ITEMS —

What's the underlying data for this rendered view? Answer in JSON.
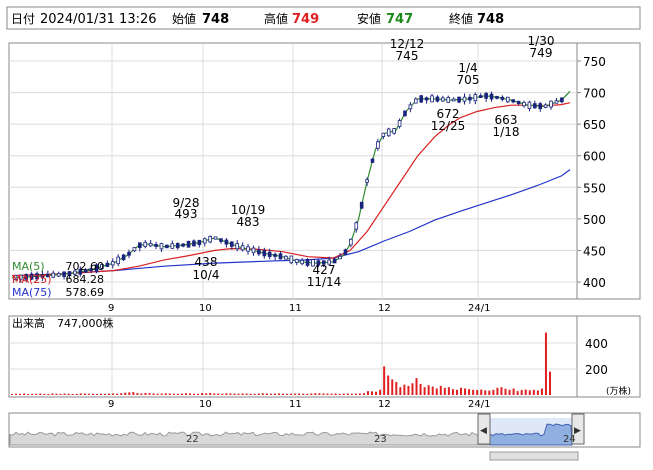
{
  "header": {
    "date_label": "日付",
    "datetime": "2024/01/31 13:26",
    "open_label": "始値",
    "open_value": "748",
    "high_label": "高値",
    "high_value": "749",
    "low_label": "安値",
    "low_value": "747",
    "close_label": "終値",
    "close_value": "748"
  },
  "price_panel": {
    "y_ticks": [
      "750",
      "700",
      "650",
      "600",
      "550",
      "500",
      "450",
      "400"
    ],
    "x_ticks": [
      "9",
      "10",
      "11",
      "12",
      "24/1"
    ],
    "legend": [
      {
        "label": "MA(5)",
        "value": "702.60",
        "color": "#2e8b2e"
      },
      {
        "label": "MA(25)",
        "value": "684.28",
        "color": "#d92020"
      },
      {
        "label": "MA(75)",
        "value": "578.69",
        "color": "#2233cc"
      }
    ],
    "annotations": [
      {
        "date": "9/28",
        "value": "493"
      },
      {
        "date": "10/19",
        "value": "483"
      },
      {
        "value": "438",
        "date": "10/4"
      },
      {
        "value": "427",
        "date": "11/14"
      },
      {
        "date": "12/12",
        "value": "745"
      },
      {
        "date": "1/4",
        "value": "705"
      },
      {
        "value": "672",
        "date": "12/25"
      },
      {
        "value": "663",
        "date": "1/18"
      },
      {
        "date": "1/30",
        "value": "749"
      }
    ]
  },
  "volume_panel": {
    "label": "出来高",
    "value": "747,000株",
    "y_ticks": [
      "400",
      "200"
    ],
    "unit": "(万株)",
    "x_ticks": [
      "9",
      "10",
      "11",
      "12",
      "24/1"
    ]
  },
  "navigator": {
    "labels": [
      "22",
      "23",
      "24"
    ],
    "left_arrow": "◀",
    "right_arrow": "▶"
  },
  "colors": {
    "up": "#ffffff",
    "down": "#1a237e",
    "volume": "#e02020",
    "grid": "#dcdcdc",
    "border": "#888888",
    "ma5": "#2e8b2e",
    "ma25": "#d92020",
    "ma75": "#2233cc"
  },
  "chart_data": {
    "type": "candlestick",
    "y_range": [
      370,
      790
    ],
    "ma5": [
      [
        0,
        407
      ],
      [
        15,
        409
      ],
      [
        30,
        412
      ],
      [
        45,
        418
      ],
      [
        60,
        430
      ],
      [
        68,
        442
      ],
      [
        75,
        458
      ],
      [
        80,
        460
      ],
      [
        90,
        456
      ],
      [
        100,
        458
      ],
      [
        110,
        462
      ],
      [
        120,
        470
      ],
      [
        128,
        462
      ],
      [
        135,
        455
      ],
      [
        140,
        452
      ],
      [
        150,
        445
      ],
      [
        160,
        440
      ],
      [
        170,
        432
      ],
      [
        180,
        430
      ],
      [
        190,
        432
      ],
      [
        196,
        442
      ],
      [
        200,
        460
      ],
      [
        205,
        500
      ],
      [
        210,
        560
      ],
      [
        215,
        610
      ],
      [
        220,
        635
      ],
      [
        227,
        640
      ],
      [
        233,
        670
      ],
      [
        240,
        690
      ],
      [
        250,
        690
      ],
      [
        260,
        688
      ],
      [
        270,
        690
      ],
      [
        280,
        695
      ],
      [
        288,
        692
      ],
      [
        295,
        688
      ],
      [
        305,
        680
      ],
      [
        315,
        678
      ],
      [
        325,
        688
      ],
      [
        330,
        702
      ]
    ],
    "ma25": [
      [
        0,
        410
      ],
      [
        30,
        413
      ],
      [
        60,
        418
      ],
      [
        75,
        425
      ],
      [
        90,
        435
      ],
      [
        105,
        442
      ],
      [
        120,
        450
      ],
      [
        130,
        453
      ],
      [
        145,
        452
      ],
      [
        160,
        448
      ],
      [
        175,
        440
      ],
      [
        190,
        438
      ],
      [
        200,
        450
      ],
      [
        210,
        480
      ],
      [
        220,
        520
      ],
      [
        230,
        560
      ],
      [
        240,
        600
      ],
      [
        250,
        630
      ],
      [
        258,
        648
      ],
      [
        265,
        660
      ],
      [
        275,
        670
      ],
      [
        285,
        676
      ],
      [
        295,
        680
      ],
      [
        305,
        680
      ],
      [
        315,
        679
      ],
      [
        325,
        681
      ],
      [
        330,
        684
      ]
    ],
    "ma75": [
      [
        0,
        410
      ],
      [
        30,
        413
      ],
      [
        60,
        418
      ],
      [
        90,
        425
      ],
      [
        120,
        430
      ],
      [
        150,
        433
      ],
      [
        175,
        435
      ],
      [
        190,
        438
      ],
      [
        205,
        448
      ],
      [
        220,
        465
      ],
      [
        235,
        480
      ],
      [
        250,
        498
      ],
      [
        265,
        512
      ],
      [
        280,
        525
      ],
      [
        295,
        538
      ],
      [
        310,
        552
      ],
      [
        325,
        568
      ],
      [
        330,
        578
      ]
    ],
    "volume": [
      8,
      10,
      9,
      12,
      8,
      9,
      10,
      11,
      9,
      8,
      12,
      10,
      9,
      11,
      10,
      8,
      9,
      12,
      11,
      10,
      9,
      8,
      10,
      9,
      11,
      12,
      10,
      14,
      18,
      20,
      22,
      15,
      12,
      16,
      14,
      12,
      10,
      11,
      13,
      12,
      10,
      9,
      11,
      14,
      12,
      10,
      9,
      15,
      13,
      16,
      12,
      11,
      10,
      13,
      12,
      11,
      10,
      12,
      11,
      10,
      9,
      11,
      13,
      12,
      10,
      11,
      12,
      10,
      9,
      10,
      11,
      12,
      10,
      9,
      12,
      14,
      13,
      12,
      11,
      10,
      12,
      9,
      11,
      12,
      10,
      11,
      12,
      14,
      30,
      28,
      25,
      40,
      220,
      150,
      120,
      100,
      60,
      80,
      70,
      90,
      130,
      85,
      60,
      75,
      65,
      50,
      70,
      55,
      60,
      45,
      40,
      55,
      50,
      45,
      40,
      38,
      42,
      36,
      34,
      40,
      55,
      60,
      48,
      40,
      50,
      30,
      38,
      42,
      36,
      40,
      35,
      50,
      480,
      180
    ]
  }
}
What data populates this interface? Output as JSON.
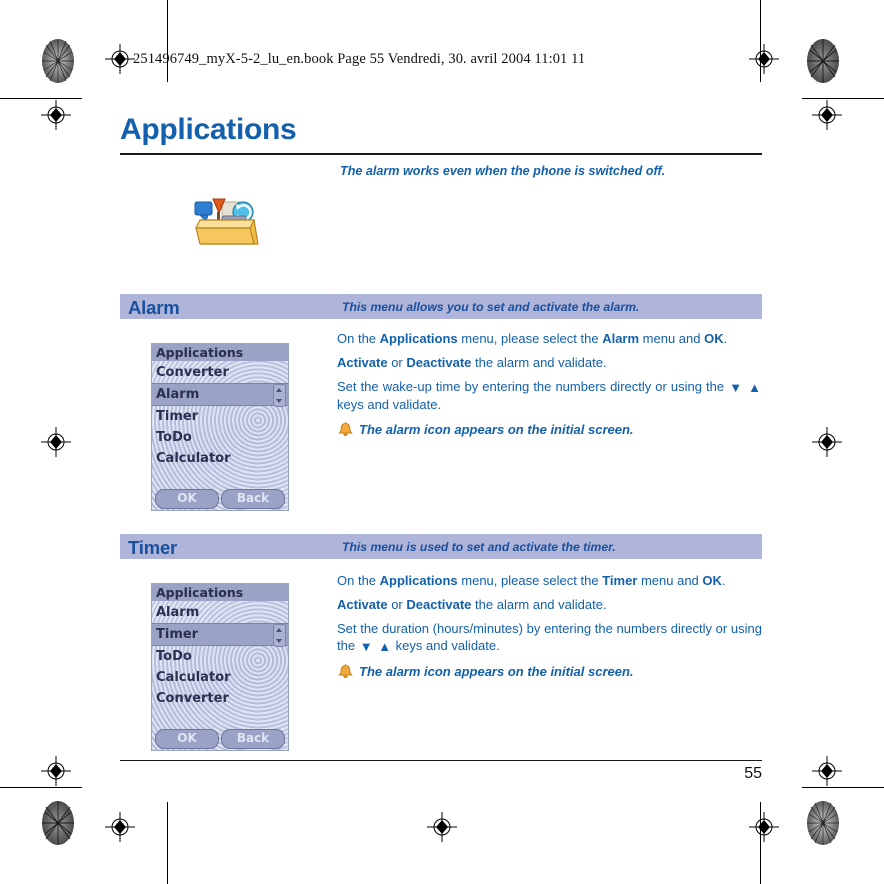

TASK TO CARRY OUT —
Return from the data every line that holds "this".

RESULT —
What's the underlying data for this rendered view? Answer in JSON.
What data populates this interface? Output as JSON.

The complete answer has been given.